> _Description of the task_: List all lines of the data containing the word "zahtjevu".

[Data records]
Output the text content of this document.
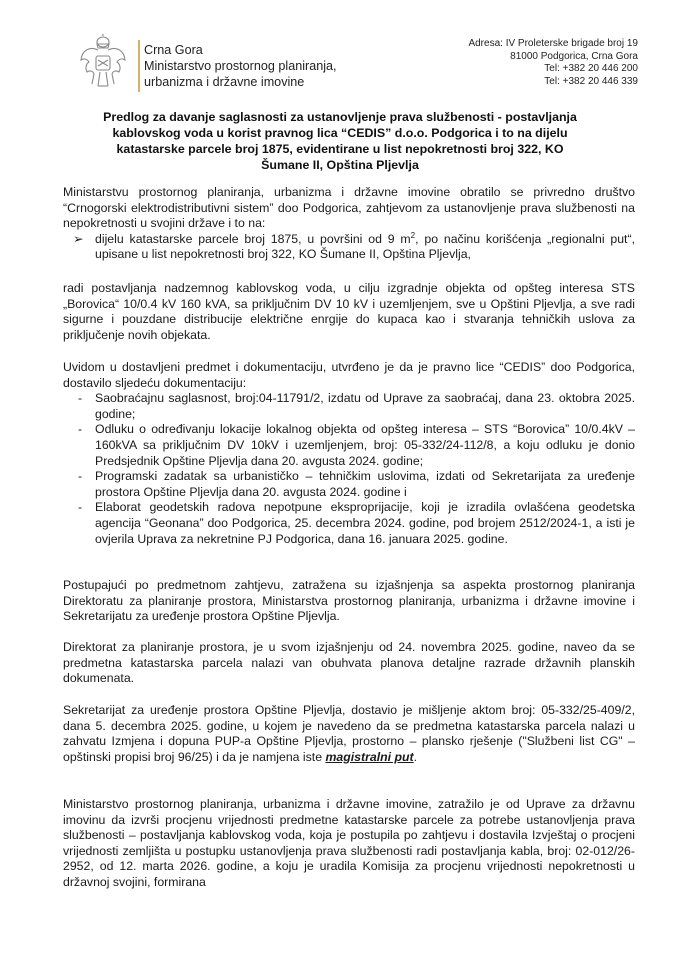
Crna Gora
Ministarstvo prostornog planiranja,
urbanizma i državne imovine
Adresa: IV Proleterske brigade broj 19
81000 Podgorica, Crna Gora
Tel: +382 20 446 200
Tel: +382 20 446 339
Predlog za davanje saglasnosti za ustanovljenje prava službenosti - postavljanja
kablovskog voda u korist pravnog lica “CEDIS” d.o.o. Podgorica i to na dijelu
katastarske parcele broj 1875, evidentirane u list nepokretnosti broj 322, KO
Šumane II, Opština Pljevlja

Ministarstvu prostornog planiranja, urbanizma i državne imovine obratilo se privredno društvo “Crnogorski elektrodistributivni sistem” doo Podgorica, zahtjevom za ustanovljenje prava službenosti na nepokretnosti u svojini države i to na:

➢ dijelu katastarske parcele broj 1875, u površini od 9 $m^2$, po načinu korišćenja „regionalni put“, upisane u list nepokretnosti broj 322, KO Šumane II, Opština Pljevlja,

radi postavljanja nadzemnog kablovskog voda, u cilju izgradnje objekta od opšteg interesa STS „Borovica“ 10/0.4 kV 160 kVA, sa priključnim DV 10 kV i uzemljenjem, sve u Opštini Pljevlja, a sve radi sigurne i pouzdane distribucije električne enrgije do kupaca kao i stvaranja tehničkih uslova za priključenje novih objekata.

Uvidom u dostavljeni predmet i dokumentaciju, utvrđeno je da je pravno lice “CEDIS” doo Podgorica, dostavilo sljedeću dokumentaciju:

- Saobraćajnu saglasnost, broj:04-11791/2, izdatu od Uprave za saobraćaj, dana 23. oktobra 2025. godine;
- Odluku o određivanju lokacije lokalnog objekta od opšteg interesa – STS “Borovica” 10/0.4kV – 160kVA sa priključnim DV 10kV i uzemljenjem, broj: 05-332/24-112/8, a koju odluku je donio Predsjednik Opštine Pljevlja dana 20. avgusta 2024. godine;
- Programski zadatak sa urbanističko – tehničkim uslovima, izdati od Sekretarijata za uređenje prostora Opštine Pljevlja dana 20. avgusta 2024. godine i
- Elaborat geodetskih radova nepotpune eksproprijacije, koji je izradila ovlašćena geodetska agencija “Geonana” doo Podgorica, 25. decembra 2024. godine, pod brojem 2512/2024-1, a isti je ovjerila Uprava za nekretnine PJ Podgorica, dana 16. januara 2025. godine.

Postupajući po predmetnom zahtjevu, zatražena su izjašnjenja sa aspekta prostornog planiranja Direktoratu za planiranje prostora, Ministarstva prostornog planiranja, urbanizma i državne imovine i Sekretarijatu za uređenje prostora Opštine Pljevlja.

Direktorat za planiranje prostora, je u svom izjašnjenju od 24. novembra 2025. godine, naveo da se predmetna katastarska parcela nalazi van obuhvata planova detaljne razrade državnih planskih dokumenata.

Sekretarijat za uređenje prostora Opštine Pljevlja, dostavio je mišljenje aktom broj: 05-332/25-409/2, dana 5. decembra 2025. godine, u kojem je navedeno da se predmetna katastarska parcela nalazi u zahvatu Izmjena i dopuna PUP-a Opštine Pljevlja, prostorno – plansko rješenje ("Službeni list CG" – opštinski propisi broj 96/25) i da je namjena iste magistralni put.

Ministarstvo prostornog planiranja, urbanizma i državne imovine, zatražilo je od Uprave za državnu imovinu da izvrši procjenu vrijednosti predmetne katastarske parcele za potrebe ustanovljenja prava službenosti – postavljanja kablovskog voda, koja je postupila po zahtjevu i dostavila Izvještaj o procjeni vrijednosti zemljišta u postupku ustanovljenja prava službenosti radi postavljanja kabla, broj: 02-012/26-2952, od 12. marta 2026. godine, a koju je uradila Komisija za procjenu vrijednosti nepokretnosti u državnoj svojini, formirana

> _Response for this exercise_:
Postupajući po predmetnom zahtjevu, zatražena su izjašnjenja sa aspekta prostornog planiranja Direktoratu za planiranje prostora, Ministarstva prostornog planiranja, urbanizma i državne imovine i Sekretarijatu za uređenje prostora Opštine Pljevlja.
Ministarstvo prostornog planiranja, urbanizma i državne imovine, zatražilo je od Uprave za državnu imovinu da izvrši procjenu vrijednosti predmetne katastarske parcele za potrebe ustanovljenja prava službenosti – postavljanja kablovskog voda, koja je postupila po zahtjevu i dostavila Izvještaj o procjeni vrijednosti zemljišta u postupku ustanovljenja prava službenosti radi postavljanja kabla, broj: 02-012/26-2952, od 12. marta 2026. godine, a koju je uradila Komisija za procjenu vrijednosti nepokretnosti u državnoj svojini, formirana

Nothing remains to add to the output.